WHAT IS BEING ASKED → Exact repetition of every entry is required.

RECORDED INFORMATION →
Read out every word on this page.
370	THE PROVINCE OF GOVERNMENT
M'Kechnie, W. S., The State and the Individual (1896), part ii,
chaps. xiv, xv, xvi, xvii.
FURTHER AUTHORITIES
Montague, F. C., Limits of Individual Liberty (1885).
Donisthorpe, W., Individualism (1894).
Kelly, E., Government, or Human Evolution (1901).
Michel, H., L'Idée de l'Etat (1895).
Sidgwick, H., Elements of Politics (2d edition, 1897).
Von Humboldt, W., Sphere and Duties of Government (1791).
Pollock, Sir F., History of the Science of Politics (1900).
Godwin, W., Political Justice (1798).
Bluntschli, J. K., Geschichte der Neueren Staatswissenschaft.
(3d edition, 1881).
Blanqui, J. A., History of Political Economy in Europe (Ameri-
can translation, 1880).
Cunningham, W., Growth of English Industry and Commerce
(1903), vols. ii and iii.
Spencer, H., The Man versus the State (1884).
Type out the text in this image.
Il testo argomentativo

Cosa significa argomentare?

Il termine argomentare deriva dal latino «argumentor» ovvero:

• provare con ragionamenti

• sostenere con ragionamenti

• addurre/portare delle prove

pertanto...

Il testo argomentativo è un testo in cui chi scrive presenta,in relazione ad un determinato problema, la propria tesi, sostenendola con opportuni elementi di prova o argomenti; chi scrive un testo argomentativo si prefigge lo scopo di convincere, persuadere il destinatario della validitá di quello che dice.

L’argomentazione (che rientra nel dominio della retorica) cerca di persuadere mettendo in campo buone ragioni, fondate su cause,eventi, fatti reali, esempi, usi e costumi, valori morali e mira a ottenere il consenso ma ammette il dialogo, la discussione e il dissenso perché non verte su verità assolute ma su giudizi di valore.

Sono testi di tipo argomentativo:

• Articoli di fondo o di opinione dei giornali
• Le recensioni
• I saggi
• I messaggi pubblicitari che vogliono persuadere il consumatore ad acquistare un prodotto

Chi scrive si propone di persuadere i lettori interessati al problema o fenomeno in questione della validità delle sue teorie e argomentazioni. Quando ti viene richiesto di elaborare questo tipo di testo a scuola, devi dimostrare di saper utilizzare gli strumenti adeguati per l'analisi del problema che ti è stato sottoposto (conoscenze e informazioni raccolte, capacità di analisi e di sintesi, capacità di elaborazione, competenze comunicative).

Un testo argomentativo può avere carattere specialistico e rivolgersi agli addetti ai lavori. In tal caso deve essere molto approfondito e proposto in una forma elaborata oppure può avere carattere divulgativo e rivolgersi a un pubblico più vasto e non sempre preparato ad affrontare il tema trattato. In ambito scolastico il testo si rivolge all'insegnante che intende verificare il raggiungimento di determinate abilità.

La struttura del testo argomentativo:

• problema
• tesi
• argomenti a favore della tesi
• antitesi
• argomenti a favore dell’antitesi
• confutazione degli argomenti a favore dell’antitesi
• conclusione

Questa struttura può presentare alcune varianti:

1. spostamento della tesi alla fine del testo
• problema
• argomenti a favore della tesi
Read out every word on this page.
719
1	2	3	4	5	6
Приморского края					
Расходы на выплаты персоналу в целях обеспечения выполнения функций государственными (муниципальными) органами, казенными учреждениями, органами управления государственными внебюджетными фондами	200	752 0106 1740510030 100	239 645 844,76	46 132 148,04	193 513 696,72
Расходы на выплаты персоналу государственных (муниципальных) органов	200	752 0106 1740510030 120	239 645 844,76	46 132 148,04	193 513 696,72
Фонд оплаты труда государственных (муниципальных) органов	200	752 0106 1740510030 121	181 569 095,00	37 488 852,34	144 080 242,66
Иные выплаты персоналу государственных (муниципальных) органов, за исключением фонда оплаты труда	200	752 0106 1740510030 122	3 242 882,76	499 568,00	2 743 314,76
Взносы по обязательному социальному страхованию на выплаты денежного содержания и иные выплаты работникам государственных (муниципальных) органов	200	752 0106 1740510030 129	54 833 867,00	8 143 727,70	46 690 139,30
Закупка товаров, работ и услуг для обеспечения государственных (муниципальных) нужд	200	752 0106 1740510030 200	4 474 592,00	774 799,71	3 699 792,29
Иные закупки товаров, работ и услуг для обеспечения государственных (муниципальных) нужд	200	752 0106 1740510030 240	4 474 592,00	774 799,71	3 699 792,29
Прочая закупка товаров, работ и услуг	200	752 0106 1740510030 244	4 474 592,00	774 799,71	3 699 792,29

CORRECT ANSWER →
Read out every word on this page.
370	THE PROVINCE OF GOVERNMENT
M'Kechnie, W. S., The State and the Individual (1896), part ii,
chaps. xiv, xv, xvi, xvii.
FURTHER AUTHORITIES
Montague, F. C., Limits of Individual Liberty (1885).
Donisthorpe, W., Individualism (1894).
Kelly, E., Government, or Human Evolution (1901).
Michel, H., L'Idée de l'Etat (1895).
Sidgwick, H., Elements of Politics (2d edition, 1897).
Von Humboldt, W., Sphere and Duties of Government (1791).
Pollock, Sir F., History of the Science of Politics (1900).
Godwin, W., Political Justice (1798).
Bluntschli, J. K., Geschichte der Neueren Staatswissenschaft.
(3d edition, 1881).
Blanqui, J. A., History of Political Economy in Europe (Ameri-
can translation, 1880).
Cunningham, W., Growth of English Industry and Commerce
(1903), vols. ii and iii.
Spencer, H., The Man versus the State (1884).
Type out the text in this image.
Il testo argomentativo

Cosa significa argomentare?

Il termine argomentare deriva dal latino «argumentor» ovvero:

• provare con ragionamenti

• sostenere con ragionamenti

• addurre/portare delle prove

pertanto...

Il testo argomentativo è un testo in cui chi scrive presenta,in relazione ad un determinato problema, la propria tesi, sostenendola con opportuni elementi di prova o argomenti; chi scrive un testo argomentativo si prefigge lo scopo di convincere, persuadere il destinatario della validitá di quello che dice.

L’argomentazione (che rientra nel dominio della retorica) cerca di persuadere mettendo in campo buone ragioni, fondate su cause,eventi, fatti reali, esempi, usi e costumi, valori morali e mira a ottenere il consenso ma ammette il dialogo, la discussione e il dissenso perché non verte su verità assolute ma su giudizi di valore.

Sono testi di tipo argomentativo:

• Articoli di fondo o di opinione dei giornali
• Le recensioni
• I saggi
• I messaggi pubblicitari che vogliono persuadere il consumatore ad acquistare un prodotto

Chi scrive si propone di persuadere i lettori interessati al problema o fenomeno in questione della validità delle sue teorie e argomentazioni. Quando ti viene richiesto di elaborare questo tipo di testo a scuola, devi dimostrare di saper utilizzare gli strumenti adeguati per l'analisi del problema che ti è stato sottoposto (conoscenze e informazioni raccolte, capacità di analisi e di sintesi, capacità di elaborazione, competenze comunicative).

Un testo argomentativo può avere carattere specialistico e rivolgersi agli addetti ai lavori. In tal caso deve essere molto approfondito e proposto in una forma elaborata oppure può avere carattere divulgativo e rivolgersi a un pubblico più vasto e non sempre preparato ad affrontare il tema trattato. In ambito scolastico il testo si rivolge all'insegnante che intende verificare il raggiungimento di determinate abilità.

La struttura del testo argomentativo:

• problema
• tesi
• argomenti a favore della tesi
• antitesi
• argomenti a favore dell’antitesi
• confutazione degli argomenti a favore dell’antitesi
• conclusione

Questa struttura può presentare alcune varianti:

1. spostamento della tesi alla fine del testo
• problema
• argomenti a favore della tesi
Read out every word on this page.
719
1	2	3	4	5	6
Приморского края					
Расходы на выплаты персоналу в целях обеспечения выполнения функций государственными (муниципальными) органами, казенными учреждениями, органами управления государственными внебюджетными фондами	200	752 0106 1740510030 100	239 645 844,76	46 132 148,04	193 513 696,72
Расходы на выплаты персоналу государственных (муниципальных) органов	200	752 0106 1740510030 120	239 645 844,76	46 132 148,04	193 513 696,72
Фонд оплаты труда государственных (муниципальных) органов	200	752 0106 1740510030 121	181 569 095,00	37 488 852,34	144 080 242,66
Иные выплаты персоналу государственных (муниципальных) органов, за исключением фонда оплаты труда	200	752 0106 1740510030 122	3 242 882,76	499 568,00	2 743 314,76
Взносы по обязательному социальному страхованию на выплаты денежного содержания и иные выплаты работникам государственных (муниципальных) органов	200	752 0106 1740510030 129	54 833 867,00	8 143 727,70	46 690 139,30
Закупка товаров, работ и услуг для обеспечения государственных (муниципальных) нужд	200	752 0106 1740510030 200	4 474 592,00	774 799,71	3 699 792,29
Иные закупки товаров, работ и услуг для обеспечения государственных (муниципальных) нужд	200	752 0106 1740510030 240	4 474 592,00	774 799,71	3 699 792,29
Прочая закупка товаров, работ и услуг	200	752 0106 1740510030 244	4 474 592,00	774 799,71	3 699 792,29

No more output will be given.